Exercise objective:
Restate the records in their entirety, word for word.

Input material:
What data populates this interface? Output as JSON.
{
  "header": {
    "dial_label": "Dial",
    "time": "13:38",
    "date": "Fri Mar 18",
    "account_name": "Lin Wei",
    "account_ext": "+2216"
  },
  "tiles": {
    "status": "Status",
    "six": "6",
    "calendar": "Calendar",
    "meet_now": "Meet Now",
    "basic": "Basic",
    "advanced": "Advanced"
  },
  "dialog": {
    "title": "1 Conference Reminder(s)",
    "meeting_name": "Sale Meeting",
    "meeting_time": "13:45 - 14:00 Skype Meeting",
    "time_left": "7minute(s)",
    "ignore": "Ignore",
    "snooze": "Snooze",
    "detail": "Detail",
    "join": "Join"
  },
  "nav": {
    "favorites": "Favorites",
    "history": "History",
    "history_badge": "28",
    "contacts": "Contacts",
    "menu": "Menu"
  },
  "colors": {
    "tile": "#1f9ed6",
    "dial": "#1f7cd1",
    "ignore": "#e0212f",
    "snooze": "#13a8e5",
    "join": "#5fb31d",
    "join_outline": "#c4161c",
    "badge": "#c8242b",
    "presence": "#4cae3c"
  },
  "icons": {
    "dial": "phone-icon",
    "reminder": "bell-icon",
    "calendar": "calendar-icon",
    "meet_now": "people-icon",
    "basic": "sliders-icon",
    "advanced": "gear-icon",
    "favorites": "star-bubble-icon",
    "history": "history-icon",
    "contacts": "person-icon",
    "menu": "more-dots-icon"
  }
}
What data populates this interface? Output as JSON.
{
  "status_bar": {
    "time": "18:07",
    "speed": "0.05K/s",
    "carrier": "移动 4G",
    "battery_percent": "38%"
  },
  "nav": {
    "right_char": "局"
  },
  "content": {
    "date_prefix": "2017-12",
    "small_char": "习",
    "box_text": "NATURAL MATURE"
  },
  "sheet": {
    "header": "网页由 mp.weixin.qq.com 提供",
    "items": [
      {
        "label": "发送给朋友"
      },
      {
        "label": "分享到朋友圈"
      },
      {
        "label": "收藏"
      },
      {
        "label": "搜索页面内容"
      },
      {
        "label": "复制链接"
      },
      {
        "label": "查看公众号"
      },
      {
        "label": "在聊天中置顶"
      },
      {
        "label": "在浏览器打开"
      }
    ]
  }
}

Solution below:
What data populates this interface? Output as JSON.
{
  "header": {
    "dial_label": "Dial",
    "time": "13:38",
    "date": "Fri Mar 18",
    "account_name": "Lin Wei",
    "account_ext": "+2216"
  },
  "tiles": {
    "status": "Status",
    "six": "6",
    "calendar": "Calendar",
    "meet_now": "Meet Now",
    "basic": "Basic",
    "advanced": "Advanced"
  },
  "dialog": {
    "title": "1 Conference Reminder(s)",
    "meeting_name": "Sale Meeting",
    "meeting_time": "13:45 - 14:00 Skype Meeting",
    "time_left": "7minute(s)",
    "ignore": "Ignore",
    "snooze": "Snooze",
    "detail": "Detail",
    "join": "Join"
  },
  "nav": {
    "favorites": "Favorites",
    "history": "History",
    "history_badge": "28",
    "contacts": "Contacts",
    "menu": "Menu"
  },
  "colors": {
    "tile": "#1f9ed6",
    "dial": "#1f7cd1",
    "ignore": "#e0212f",
    "snooze": "#13a8e5",
    "join": "#5fb31d",
    "join_outline": "#c4161c",
    "badge": "#c8242b",
    "presence": "#4cae3c"
  },
  "icons": {
    "dial": "phone-icon",
    "reminder": "bell-icon",
    "calendar": "calendar-icon",
    "meet_now": "people-icon",
    "basic": "sliders-icon",
    "advanced": "gear-icon",
    "favorites": "star-bubble-icon",
    "history": "history-icon",
    "contacts": "person-icon",
    "menu": "more-dots-icon"
  }
}
What data populates this interface? Output as JSON.
{
  "status_bar": {
    "time": "18:07",
    "speed": "0.05K/s",
    "carrier": "移动 4G",
    "battery_percent": "38%"
  },
  "nav": {
    "right_char": "局"
  },
  "content": {
    "date_prefix": "2017-12",
    "small_char": "习",
    "box_text": "NATURAL MATURE"
  },
  "sheet": {
    "header": "网页由 mp.weixin.qq.com 提供",
    "items": [
      {
        "label": "发送给朋友"
      },
      {
        "label": "分享到朋友圈"
      },
      {
        "label": "收藏"
      },
      {
        "label": "搜索页面内容"
      },
      {
        "label": "复制链接"
      },
      {
        "label": "查看公众号"
      },
      {
        "label": "在聊天中置顶"
      },
      {
        "label": "在浏览器打开"
      }
    ]
  }
}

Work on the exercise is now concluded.